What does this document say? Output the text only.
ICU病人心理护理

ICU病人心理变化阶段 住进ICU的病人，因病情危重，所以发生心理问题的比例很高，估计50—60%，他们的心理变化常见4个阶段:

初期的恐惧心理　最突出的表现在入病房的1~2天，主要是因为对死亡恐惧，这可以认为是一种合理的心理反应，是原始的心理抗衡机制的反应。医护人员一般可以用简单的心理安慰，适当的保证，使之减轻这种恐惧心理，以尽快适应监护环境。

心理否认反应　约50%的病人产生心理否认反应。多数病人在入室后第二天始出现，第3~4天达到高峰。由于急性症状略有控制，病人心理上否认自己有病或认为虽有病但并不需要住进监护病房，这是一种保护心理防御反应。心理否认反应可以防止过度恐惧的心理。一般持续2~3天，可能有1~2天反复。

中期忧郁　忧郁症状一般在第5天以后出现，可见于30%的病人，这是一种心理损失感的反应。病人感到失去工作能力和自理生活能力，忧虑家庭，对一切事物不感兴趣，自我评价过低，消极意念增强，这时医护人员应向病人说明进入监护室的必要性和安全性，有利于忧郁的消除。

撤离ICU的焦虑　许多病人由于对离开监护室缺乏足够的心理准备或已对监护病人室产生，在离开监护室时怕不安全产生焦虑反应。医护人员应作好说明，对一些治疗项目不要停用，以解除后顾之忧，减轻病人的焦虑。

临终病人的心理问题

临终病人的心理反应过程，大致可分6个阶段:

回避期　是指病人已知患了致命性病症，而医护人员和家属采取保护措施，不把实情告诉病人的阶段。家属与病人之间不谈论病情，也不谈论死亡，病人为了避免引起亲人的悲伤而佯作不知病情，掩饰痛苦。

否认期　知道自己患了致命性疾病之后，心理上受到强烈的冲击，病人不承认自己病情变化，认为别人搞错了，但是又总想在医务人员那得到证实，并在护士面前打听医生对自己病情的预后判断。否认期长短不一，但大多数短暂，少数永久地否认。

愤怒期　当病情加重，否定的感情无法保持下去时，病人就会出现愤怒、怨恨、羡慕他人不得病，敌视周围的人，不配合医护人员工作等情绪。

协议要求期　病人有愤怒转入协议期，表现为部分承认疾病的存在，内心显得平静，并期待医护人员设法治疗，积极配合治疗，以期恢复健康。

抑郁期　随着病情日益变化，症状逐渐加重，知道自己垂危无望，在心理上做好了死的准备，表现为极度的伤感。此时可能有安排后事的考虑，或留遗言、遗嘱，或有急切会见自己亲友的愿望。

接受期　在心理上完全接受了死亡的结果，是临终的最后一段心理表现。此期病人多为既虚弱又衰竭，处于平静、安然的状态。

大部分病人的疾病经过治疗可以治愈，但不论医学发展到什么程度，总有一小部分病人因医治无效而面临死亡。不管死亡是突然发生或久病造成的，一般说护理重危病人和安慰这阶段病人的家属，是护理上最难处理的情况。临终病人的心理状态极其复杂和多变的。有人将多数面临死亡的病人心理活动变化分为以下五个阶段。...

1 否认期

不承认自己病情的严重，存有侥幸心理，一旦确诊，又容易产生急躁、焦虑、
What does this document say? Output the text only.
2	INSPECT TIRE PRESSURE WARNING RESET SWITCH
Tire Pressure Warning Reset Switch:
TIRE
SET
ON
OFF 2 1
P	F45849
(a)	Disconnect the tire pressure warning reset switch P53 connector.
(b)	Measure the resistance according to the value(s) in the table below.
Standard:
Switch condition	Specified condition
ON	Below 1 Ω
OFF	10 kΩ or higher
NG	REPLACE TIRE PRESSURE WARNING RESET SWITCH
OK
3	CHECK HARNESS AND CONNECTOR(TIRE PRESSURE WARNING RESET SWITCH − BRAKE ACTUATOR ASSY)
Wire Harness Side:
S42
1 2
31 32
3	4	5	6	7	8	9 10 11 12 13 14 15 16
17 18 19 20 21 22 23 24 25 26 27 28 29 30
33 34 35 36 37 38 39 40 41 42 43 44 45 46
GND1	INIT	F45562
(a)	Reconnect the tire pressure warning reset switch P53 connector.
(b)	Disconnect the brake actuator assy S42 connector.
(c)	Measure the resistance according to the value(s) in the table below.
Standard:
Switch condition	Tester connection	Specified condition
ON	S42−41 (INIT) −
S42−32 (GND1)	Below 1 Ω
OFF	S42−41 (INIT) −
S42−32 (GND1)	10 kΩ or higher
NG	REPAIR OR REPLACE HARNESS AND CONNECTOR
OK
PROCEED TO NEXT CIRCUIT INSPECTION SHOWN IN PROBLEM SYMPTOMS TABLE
○ ○ ○
**Your task:**
Say only how many lines in the records carry the word "condition".

**Exercise solution:**
2